### Task
Extract each line of the data and write it out again exactly.

** start **

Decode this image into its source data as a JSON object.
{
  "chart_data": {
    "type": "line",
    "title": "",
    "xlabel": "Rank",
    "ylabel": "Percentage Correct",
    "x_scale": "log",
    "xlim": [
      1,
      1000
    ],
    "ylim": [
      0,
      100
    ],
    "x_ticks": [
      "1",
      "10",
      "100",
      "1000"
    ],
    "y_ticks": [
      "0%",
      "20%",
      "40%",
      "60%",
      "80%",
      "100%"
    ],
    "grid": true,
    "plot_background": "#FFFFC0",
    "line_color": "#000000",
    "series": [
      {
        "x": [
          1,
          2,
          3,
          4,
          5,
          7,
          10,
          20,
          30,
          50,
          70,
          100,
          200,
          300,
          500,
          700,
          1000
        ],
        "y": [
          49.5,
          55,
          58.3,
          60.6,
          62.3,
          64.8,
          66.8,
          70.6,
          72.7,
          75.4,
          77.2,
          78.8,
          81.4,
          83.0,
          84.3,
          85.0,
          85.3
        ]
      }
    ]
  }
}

** end **

### Reply to the task
Decode this image into its source data as a JSON object.
{
  "chart_data": {
    "type": "line",
    "title": "",
    "xlabel": "Rank",
    "ylabel": "Percentage Correct",
    "x_scale": "log",
    "xlim": [
      1,
      1000
    ],
    "ylim": [
      0,
      100
    ],
    "x_ticks": [
      "1",
      "10",
      "100",
      "1000"
    ],
    "y_ticks": [
      "0%",
      "20%",
      "40%",
      "60%",
      "80%",
      "100%"
    ],
    "grid": true,
    "plot_background": "#FFFFC0",
    "line_color": "#000000",
    "series": [
      {
        "x": [
          1,
          2,
          3,
          4,
          5,
          7,
          10,
          20,
          30,
          50,
          70,
          100,
          200,
          300,
          500,
          700,
          1000
        ],
        "y": [
          49.5,
          55,
          58.3,
          60.6,
          62.3,
          64.8,
          66.8,
          70.6,
          72.7,
          75.4,
          77.2,
          78.8,
          81.4,
          83.0,
          84.3,
          85.0,
          85.3
        ]
      }
    ]
  }
}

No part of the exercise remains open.